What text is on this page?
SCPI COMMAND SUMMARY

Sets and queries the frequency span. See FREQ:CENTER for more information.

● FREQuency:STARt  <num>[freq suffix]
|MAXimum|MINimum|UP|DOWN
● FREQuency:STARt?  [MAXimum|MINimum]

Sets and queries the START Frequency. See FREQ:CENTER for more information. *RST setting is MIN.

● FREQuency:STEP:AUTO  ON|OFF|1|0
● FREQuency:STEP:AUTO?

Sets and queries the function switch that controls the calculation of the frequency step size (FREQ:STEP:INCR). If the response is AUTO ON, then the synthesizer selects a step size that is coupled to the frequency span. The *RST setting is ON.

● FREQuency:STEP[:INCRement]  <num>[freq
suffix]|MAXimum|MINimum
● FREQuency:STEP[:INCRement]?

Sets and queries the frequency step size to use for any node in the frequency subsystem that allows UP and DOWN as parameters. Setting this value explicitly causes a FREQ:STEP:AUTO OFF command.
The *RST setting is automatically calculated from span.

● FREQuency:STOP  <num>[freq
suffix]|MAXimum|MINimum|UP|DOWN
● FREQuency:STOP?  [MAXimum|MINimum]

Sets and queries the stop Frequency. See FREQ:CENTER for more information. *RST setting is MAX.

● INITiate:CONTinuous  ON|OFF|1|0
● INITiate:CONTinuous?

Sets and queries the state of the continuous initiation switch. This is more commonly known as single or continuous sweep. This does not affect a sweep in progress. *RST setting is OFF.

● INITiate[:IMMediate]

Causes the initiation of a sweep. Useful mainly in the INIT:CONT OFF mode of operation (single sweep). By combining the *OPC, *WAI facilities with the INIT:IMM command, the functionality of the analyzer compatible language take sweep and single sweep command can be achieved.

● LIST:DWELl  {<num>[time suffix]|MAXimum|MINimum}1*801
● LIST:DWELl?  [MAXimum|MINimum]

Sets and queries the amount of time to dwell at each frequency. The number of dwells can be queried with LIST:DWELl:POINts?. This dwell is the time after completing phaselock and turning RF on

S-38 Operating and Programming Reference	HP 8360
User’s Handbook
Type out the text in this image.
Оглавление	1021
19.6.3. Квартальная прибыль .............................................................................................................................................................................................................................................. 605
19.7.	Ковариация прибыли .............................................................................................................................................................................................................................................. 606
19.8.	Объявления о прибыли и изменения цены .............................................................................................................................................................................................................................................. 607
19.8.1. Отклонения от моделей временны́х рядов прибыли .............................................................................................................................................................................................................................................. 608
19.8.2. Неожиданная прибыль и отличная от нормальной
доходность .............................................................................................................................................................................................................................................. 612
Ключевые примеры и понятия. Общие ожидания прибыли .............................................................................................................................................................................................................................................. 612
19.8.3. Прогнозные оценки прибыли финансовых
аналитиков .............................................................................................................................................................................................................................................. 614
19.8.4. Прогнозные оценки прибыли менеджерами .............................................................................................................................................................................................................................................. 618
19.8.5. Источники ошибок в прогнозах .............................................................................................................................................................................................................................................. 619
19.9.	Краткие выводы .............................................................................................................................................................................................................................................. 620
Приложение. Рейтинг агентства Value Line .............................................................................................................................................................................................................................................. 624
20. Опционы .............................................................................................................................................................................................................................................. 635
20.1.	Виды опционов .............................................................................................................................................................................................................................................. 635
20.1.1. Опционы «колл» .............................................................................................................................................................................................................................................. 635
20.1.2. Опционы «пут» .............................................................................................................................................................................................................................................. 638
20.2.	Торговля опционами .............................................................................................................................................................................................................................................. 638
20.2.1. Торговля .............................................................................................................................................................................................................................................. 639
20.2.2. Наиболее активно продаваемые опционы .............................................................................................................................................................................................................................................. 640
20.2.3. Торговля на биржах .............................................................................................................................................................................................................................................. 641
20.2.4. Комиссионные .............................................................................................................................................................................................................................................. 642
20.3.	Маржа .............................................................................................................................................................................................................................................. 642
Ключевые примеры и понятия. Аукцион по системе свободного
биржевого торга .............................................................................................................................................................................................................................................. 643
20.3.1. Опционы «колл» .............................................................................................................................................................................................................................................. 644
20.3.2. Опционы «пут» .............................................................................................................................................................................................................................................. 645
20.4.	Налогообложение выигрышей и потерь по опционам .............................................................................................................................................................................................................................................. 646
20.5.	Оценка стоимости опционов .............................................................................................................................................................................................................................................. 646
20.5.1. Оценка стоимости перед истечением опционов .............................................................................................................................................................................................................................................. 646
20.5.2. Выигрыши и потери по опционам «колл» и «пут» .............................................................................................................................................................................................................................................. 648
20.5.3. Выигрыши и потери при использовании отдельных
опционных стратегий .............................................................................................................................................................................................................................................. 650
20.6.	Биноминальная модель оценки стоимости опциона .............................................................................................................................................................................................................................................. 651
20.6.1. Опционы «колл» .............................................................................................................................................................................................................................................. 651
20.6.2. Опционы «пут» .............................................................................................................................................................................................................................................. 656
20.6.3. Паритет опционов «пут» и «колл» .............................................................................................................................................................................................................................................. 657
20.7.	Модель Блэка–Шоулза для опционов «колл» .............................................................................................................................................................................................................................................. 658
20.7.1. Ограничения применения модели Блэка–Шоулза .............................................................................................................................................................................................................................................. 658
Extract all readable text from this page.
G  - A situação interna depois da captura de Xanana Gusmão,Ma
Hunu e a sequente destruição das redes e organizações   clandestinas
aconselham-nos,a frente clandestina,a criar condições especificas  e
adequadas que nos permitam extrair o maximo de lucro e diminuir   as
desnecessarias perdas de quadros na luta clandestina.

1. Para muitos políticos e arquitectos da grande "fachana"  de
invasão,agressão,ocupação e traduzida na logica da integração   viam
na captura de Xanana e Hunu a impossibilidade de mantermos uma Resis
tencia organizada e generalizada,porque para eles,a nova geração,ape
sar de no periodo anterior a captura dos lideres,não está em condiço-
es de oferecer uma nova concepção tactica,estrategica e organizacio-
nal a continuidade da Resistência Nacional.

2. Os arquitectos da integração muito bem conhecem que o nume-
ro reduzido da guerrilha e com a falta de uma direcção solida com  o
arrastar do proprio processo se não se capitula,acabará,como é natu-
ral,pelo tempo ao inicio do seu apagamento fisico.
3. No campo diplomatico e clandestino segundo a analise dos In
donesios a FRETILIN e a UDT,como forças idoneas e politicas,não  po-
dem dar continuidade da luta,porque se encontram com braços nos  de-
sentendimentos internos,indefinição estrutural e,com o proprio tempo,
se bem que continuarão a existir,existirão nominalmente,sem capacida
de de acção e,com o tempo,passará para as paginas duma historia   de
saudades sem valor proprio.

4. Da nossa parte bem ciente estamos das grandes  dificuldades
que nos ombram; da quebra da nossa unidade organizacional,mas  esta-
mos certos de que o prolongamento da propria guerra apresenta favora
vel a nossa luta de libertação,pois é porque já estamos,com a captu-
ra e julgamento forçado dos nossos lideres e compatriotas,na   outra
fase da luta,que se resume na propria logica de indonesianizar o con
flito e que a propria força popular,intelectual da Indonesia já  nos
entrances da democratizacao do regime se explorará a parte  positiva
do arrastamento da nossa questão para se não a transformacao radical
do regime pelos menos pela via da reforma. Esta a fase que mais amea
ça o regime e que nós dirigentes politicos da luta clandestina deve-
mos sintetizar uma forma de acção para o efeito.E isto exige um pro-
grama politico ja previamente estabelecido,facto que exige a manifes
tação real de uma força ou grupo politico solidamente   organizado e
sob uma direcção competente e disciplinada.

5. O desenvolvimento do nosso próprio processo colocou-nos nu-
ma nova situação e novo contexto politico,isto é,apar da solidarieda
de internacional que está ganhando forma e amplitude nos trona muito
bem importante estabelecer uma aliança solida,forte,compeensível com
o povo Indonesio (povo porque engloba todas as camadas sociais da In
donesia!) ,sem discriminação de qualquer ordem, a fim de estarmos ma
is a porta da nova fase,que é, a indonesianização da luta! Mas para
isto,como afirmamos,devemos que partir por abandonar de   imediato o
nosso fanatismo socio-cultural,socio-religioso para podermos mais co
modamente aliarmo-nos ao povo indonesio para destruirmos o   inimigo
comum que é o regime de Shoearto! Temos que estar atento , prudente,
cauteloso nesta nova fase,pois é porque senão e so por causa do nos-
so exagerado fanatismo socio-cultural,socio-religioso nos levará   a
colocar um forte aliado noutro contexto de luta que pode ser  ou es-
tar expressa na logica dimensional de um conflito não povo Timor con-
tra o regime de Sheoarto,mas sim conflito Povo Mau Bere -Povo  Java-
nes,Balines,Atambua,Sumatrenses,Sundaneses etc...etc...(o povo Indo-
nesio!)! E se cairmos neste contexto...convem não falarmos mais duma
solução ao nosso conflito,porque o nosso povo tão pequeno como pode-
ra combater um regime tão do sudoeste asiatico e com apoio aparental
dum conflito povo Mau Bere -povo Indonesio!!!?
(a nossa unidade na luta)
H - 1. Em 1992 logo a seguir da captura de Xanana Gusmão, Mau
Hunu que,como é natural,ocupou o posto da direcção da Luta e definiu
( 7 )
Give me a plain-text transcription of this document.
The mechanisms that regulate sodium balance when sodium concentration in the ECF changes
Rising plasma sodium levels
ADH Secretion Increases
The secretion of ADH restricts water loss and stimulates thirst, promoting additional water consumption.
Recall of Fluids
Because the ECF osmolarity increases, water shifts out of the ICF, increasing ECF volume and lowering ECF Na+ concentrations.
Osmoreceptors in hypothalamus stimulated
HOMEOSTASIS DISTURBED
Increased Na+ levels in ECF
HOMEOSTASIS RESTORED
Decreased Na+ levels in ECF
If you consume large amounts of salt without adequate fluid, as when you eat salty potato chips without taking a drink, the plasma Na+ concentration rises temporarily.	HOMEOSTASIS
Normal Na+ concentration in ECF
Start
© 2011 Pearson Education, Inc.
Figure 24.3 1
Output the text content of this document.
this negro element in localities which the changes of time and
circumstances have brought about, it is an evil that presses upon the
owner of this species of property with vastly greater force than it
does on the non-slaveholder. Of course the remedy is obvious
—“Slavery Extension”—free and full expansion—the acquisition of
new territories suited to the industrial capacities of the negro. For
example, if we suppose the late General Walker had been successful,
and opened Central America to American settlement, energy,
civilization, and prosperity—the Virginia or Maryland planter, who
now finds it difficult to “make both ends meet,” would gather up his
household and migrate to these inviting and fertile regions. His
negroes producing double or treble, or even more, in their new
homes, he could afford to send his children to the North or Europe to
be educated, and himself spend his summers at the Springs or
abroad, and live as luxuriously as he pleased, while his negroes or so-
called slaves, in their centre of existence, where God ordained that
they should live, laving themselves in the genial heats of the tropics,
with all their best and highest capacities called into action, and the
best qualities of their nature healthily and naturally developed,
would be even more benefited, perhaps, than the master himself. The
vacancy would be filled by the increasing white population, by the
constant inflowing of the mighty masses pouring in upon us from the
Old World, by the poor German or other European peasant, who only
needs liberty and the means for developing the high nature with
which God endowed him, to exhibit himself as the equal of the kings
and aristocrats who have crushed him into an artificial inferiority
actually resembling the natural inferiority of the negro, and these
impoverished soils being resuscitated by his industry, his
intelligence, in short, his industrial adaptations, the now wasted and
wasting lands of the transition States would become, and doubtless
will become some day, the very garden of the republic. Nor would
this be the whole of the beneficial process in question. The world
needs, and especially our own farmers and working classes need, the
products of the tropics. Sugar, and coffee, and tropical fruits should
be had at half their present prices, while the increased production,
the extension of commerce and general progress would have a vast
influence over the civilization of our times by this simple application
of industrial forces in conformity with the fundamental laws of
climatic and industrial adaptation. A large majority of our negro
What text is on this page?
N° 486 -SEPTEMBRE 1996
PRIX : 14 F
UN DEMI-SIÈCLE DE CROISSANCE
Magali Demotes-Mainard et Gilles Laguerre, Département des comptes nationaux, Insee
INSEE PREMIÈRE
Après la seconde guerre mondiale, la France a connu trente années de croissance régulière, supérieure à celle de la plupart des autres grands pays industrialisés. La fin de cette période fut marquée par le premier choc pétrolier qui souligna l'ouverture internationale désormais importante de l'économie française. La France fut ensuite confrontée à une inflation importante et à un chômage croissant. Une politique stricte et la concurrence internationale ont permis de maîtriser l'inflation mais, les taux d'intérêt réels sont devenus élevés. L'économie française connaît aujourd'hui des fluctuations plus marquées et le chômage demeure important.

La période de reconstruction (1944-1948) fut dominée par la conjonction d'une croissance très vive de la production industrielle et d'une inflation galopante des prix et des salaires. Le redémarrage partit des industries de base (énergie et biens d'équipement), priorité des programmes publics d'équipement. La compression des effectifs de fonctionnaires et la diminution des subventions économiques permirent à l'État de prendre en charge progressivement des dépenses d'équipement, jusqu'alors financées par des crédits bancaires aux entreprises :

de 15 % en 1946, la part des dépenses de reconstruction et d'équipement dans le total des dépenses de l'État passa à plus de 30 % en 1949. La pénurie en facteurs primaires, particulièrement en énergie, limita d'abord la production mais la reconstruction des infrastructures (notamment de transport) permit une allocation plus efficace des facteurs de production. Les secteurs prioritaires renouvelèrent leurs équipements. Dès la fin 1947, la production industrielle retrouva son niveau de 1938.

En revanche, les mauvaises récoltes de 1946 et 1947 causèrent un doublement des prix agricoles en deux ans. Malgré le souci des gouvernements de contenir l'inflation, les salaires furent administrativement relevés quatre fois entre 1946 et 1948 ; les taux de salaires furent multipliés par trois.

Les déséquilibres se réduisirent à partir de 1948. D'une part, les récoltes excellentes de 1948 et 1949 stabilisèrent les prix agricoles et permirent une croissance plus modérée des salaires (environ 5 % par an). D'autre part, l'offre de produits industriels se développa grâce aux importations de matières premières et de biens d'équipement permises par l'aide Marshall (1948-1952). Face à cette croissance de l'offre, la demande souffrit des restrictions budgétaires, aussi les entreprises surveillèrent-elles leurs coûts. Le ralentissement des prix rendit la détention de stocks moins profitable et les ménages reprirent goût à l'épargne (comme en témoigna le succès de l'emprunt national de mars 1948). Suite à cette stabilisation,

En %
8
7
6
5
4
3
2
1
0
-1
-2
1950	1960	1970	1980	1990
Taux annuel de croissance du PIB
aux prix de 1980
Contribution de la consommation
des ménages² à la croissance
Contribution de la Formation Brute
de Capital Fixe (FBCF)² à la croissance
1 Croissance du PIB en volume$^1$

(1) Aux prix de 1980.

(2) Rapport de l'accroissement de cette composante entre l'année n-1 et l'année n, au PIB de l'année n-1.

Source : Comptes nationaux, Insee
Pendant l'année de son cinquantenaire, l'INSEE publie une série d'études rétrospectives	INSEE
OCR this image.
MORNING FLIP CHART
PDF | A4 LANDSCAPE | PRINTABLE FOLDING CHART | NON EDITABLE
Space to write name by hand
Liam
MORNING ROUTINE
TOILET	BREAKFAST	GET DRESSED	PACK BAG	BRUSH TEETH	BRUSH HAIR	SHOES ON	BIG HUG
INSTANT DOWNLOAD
# # # # # # #
### INSTRUCTIONS FOR THE TASK
Quote every line from the line containing "OCR this image." through the closing line of the listing, including both.

### SOLUTION TO THIS EXERCISE
OCR this image.
MORNING FLIP CHART
PDF | A4 LANDSCAPE | PRINTABLE FOLDING CHART | NON EDITABLE
Space to write name by hand
Liam
MORNING ROUTINE
TOILET	BREAKFAST	GET DRESSED	PACK BAG	BRUSH TEETH	BRUSH HAIR	SHOES ON	BIG HUG
INSTANT DOWNLOAD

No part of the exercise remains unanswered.